Exercise: Using the records that follow, copy every line containing the word "sjönk".

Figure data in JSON

--

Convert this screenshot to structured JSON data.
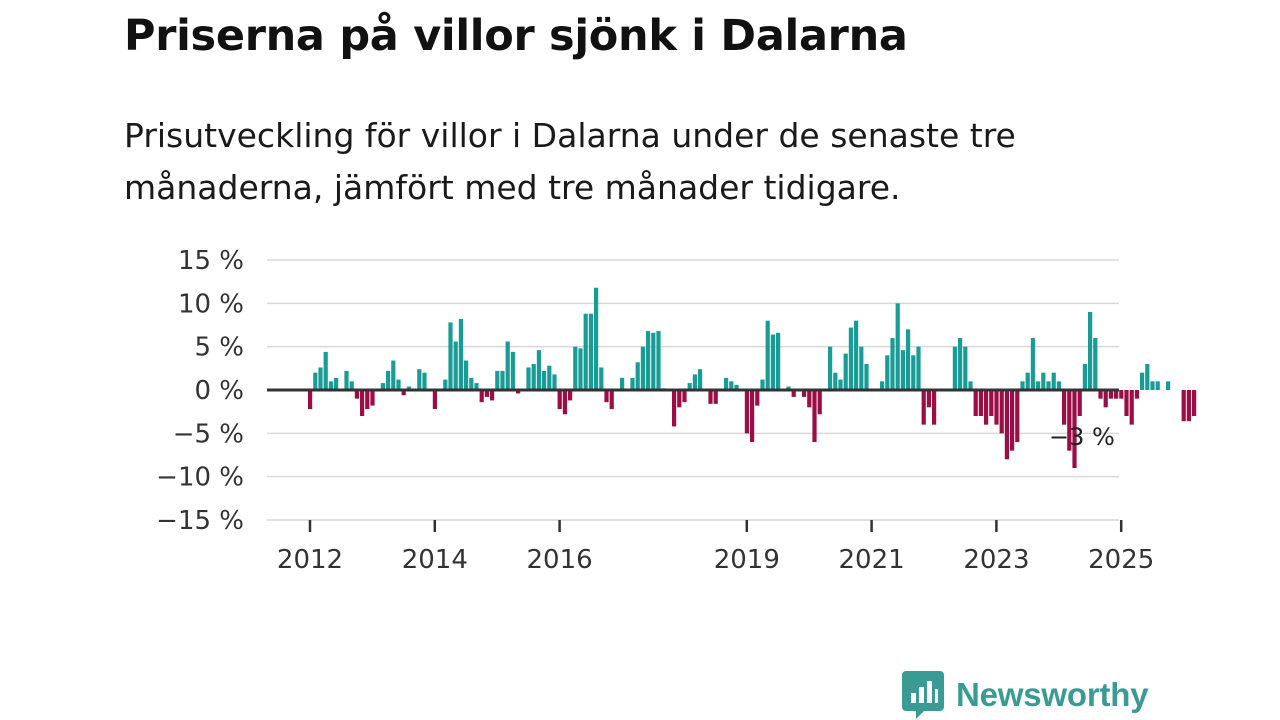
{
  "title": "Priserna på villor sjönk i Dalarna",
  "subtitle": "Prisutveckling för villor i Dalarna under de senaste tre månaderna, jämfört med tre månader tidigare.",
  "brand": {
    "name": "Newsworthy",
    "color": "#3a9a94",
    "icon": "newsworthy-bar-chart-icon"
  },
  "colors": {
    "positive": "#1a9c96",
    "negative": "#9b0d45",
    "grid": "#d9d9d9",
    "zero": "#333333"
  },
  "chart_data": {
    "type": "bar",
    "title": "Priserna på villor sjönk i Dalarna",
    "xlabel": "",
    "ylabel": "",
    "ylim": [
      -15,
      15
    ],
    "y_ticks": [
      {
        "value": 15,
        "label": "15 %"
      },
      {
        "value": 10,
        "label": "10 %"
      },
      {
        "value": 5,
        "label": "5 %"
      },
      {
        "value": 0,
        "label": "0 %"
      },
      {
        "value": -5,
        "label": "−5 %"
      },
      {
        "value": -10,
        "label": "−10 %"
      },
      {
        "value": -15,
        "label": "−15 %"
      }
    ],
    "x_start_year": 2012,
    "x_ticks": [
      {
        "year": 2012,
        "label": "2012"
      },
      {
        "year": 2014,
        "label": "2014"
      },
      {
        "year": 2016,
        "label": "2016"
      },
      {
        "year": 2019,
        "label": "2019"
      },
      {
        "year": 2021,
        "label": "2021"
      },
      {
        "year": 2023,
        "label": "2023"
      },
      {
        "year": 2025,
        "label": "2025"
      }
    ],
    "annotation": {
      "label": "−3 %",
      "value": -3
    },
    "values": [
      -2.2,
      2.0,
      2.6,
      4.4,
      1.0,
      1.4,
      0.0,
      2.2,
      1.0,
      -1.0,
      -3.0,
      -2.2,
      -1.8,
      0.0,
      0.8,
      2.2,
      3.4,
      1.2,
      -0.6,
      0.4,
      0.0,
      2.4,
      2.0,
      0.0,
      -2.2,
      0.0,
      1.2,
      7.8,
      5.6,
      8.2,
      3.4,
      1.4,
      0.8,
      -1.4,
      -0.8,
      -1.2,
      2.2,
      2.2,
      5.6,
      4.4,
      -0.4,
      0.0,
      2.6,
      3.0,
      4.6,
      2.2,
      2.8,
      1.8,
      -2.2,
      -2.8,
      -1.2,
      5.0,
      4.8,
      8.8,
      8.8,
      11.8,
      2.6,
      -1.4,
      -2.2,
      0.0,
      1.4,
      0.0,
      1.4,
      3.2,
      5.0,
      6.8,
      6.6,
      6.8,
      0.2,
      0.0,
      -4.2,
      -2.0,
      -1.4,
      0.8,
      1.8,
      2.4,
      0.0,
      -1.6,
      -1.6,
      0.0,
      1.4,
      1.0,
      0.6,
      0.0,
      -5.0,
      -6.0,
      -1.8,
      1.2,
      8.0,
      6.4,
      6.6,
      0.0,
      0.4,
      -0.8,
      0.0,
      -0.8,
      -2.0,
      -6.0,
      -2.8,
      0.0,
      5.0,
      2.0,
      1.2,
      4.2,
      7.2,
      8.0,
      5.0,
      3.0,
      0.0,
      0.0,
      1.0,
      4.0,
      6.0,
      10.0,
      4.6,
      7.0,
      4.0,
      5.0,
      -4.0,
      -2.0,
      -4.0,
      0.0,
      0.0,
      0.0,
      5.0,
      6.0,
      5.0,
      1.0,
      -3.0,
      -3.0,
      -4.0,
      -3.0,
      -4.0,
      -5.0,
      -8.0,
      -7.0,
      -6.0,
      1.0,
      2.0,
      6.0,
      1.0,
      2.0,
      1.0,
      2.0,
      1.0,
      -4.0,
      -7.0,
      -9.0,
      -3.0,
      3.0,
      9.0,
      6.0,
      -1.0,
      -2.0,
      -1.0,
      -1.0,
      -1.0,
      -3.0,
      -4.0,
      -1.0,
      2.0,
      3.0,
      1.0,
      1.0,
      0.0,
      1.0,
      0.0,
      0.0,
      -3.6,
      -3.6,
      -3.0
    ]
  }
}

--

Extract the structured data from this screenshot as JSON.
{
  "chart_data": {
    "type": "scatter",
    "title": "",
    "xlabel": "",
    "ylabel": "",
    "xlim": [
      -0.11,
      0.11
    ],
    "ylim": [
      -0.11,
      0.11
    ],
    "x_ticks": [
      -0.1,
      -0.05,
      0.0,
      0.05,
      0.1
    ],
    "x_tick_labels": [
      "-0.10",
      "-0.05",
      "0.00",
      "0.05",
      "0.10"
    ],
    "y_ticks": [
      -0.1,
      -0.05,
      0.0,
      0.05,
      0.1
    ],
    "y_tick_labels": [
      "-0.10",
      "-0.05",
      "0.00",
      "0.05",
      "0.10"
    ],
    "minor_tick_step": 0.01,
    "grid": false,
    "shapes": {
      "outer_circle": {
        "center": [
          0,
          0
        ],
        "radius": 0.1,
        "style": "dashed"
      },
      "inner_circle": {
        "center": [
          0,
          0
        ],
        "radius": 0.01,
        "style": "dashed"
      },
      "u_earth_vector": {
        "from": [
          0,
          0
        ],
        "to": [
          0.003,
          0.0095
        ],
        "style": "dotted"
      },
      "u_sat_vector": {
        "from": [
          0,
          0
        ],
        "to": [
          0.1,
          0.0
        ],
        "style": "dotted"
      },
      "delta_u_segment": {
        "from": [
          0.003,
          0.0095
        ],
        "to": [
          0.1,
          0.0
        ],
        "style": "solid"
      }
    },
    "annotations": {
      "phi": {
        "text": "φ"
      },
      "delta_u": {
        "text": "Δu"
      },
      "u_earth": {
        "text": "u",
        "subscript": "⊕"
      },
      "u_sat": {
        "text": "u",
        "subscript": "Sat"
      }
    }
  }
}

--

Exercise solution:
  "title": "Priserna på villor sjönk i Dalarna",
    "title": "Priserna på villor sjönk i Dalarna",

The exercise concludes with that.